## THE TASK
All of the data needs to be repeated exactly.

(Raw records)
(begin)
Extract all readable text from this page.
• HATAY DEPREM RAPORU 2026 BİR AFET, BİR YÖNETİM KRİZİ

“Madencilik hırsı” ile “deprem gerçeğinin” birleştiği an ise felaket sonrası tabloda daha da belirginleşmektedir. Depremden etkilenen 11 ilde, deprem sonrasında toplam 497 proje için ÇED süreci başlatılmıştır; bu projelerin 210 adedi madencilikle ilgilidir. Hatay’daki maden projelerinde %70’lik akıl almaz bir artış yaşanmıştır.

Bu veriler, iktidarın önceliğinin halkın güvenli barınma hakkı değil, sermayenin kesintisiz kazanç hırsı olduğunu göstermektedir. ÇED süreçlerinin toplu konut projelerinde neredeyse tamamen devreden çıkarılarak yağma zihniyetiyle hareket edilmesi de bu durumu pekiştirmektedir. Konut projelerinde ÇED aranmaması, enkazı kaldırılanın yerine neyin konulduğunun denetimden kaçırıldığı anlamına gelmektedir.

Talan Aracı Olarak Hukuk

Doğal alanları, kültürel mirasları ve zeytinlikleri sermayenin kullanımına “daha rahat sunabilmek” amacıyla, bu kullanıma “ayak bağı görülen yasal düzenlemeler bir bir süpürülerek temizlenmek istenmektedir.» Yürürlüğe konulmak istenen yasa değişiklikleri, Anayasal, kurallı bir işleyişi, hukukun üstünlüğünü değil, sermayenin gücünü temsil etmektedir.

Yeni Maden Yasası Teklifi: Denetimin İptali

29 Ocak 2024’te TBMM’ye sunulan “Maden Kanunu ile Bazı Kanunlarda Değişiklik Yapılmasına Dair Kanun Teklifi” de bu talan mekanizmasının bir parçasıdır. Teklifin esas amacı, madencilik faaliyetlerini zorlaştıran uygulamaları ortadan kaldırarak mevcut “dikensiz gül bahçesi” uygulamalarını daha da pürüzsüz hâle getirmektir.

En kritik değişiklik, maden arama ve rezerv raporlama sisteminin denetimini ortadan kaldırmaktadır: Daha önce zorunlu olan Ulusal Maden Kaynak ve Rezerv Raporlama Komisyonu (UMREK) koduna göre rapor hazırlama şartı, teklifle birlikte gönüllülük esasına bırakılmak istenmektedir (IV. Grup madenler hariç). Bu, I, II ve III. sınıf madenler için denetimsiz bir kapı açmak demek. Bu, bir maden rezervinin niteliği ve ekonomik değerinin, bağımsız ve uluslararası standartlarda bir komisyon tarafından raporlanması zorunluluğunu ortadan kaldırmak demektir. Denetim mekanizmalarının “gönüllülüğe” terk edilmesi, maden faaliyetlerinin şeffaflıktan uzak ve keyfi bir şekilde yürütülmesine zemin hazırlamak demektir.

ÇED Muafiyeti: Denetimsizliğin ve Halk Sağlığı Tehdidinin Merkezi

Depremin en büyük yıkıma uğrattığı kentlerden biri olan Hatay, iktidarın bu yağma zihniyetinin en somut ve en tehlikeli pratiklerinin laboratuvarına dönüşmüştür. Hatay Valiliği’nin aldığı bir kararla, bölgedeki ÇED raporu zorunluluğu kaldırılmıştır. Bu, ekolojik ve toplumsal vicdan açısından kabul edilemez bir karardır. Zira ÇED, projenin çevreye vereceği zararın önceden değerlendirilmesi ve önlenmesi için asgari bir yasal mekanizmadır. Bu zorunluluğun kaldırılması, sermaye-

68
(end)
## IN RESPONSE
Extract all readable text from this page.
• HATAY DEPREM RAPORU 2026 BİR AFET, BİR YÖNETİM KRİZİ

“Madencilik hırsı” ile “deprem gerçeğinin” birleştiği an ise felaket sonrası tabloda daha da belirginleşmektedir. Depremden etkilenen 11 ilde, deprem sonrasında toplam 497 proje için ÇED süreci başlatılmıştır; bu projelerin 210 adedi madencilikle ilgilidir. Hatay’daki maden projelerinde %70’lik akıl almaz bir artış yaşanmıştır.

Bu veriler, iktidarın önceliğinin halkın güvenli barınma hakkı değil, sermayenin kesintisiz kazanç hırsı olduğunu göstermektedir. ÇED süreçlerinin toplu konut projelerinde neredeyse tamamen devreden çıkarılarak yağma zihniyetiyle hareket edilmesi de bu durumu pekiştirmektedir. Konut projelerinde ÇED aranmaması, enkazı kaldırılanın yerine neyin konulduğunun denetimden kaçırıldığı anlamına gelmektedir.

Talan Aracı Olarak Hukuk

Doğal alanları, kültürel mirasları ve zeytinlikleri sermayenin kullanımına “daha rahat sunabilmek” amacıyla, bu kullanıma “ayak bağı görülen yasal düzenlemeler bir bir süpürülerek temizlenmek istenmektedir.» Yürürlüğe konulmak istenen yasa değişiklikleri, Anayasal, kurallı bir işleyişi, hukukun üstünlüğünü değil, sermayenin gücünü temsil etmektedir.

Yeni Maden Yasası Teklifi: Denetimin İptali

29 Ocak 2024’te TBMM’ye sunulan “Maden Kanunu ile Bazı Kanunlarda Değişiklik Yapılmasına Dair Kanun Teklifi” de bu talan mekanizmasının bir parçasıdır. Teklifin esas amacı, madencilik faaliyetlerini zorlaştıran uygulamaları ortadan kaldırarak mevcut “dikensiz gül bahçesi” uygulamalarını daha da pürüzsüz hâle getirmektir.

En kritik değişiklik, maden arama ve rezerv raporlama sisteminin denetimini ortadan kaldırmaktadır: Daha önce zorunlu olan Ulusal Maden Kaynak ve Rezerv Raporlama Komisyonu (UMREK) koduna göre rapor hazırlama şartı, teklifle birlikte gönüllülük esasına bırakılmak istenmektedir (IV. Grup madenler hariç). Bu, I, II ve III. sınıf madenler için denetimsiz bir kapı açmak demek. Bu, bir maden rezervinin niteliği ve ekonomik değerinin, bağımsız ve uluslararası standartlarda bir komisyon tarafından raporlanması zorunluluğunu ortadan kaldırmak demektir. Denetim mekanizmalarının “gönüllülüğe” terk edilmesi, maden faaliyetlerinin şeffaflıktan uzak ve keyfi bir şekilde yürütülmesine zemin hazırlamak demektir.

ÇED Muafiyeti: Denetimsizliğin ve Halk Sağlığı Tehdidinin Merkezi

Depremin en büyük yıkıma uğrattığı kentlerden biri olan Hatay, iktidarın bu yağma zihniyetinin en somut ve en tehlikeli pratiklerinin laboratuvarına dönüşmüştür. Hatay Valiliği’nin aldığı bir kararla, bölgedeki ÇED raporu zorunluluğu kaldırılmıştır. Bu, ekolojik ve toplumsal vicdan açısından kabul edilemez bir karardır. Zira ÇED, projenin çevreye vereceği zararın önceden değerlendirilmesi ve önlenmesi için asgari bir yasal mekanizmadır. Bu zorunluluğun kaldırılması, sermaye-

68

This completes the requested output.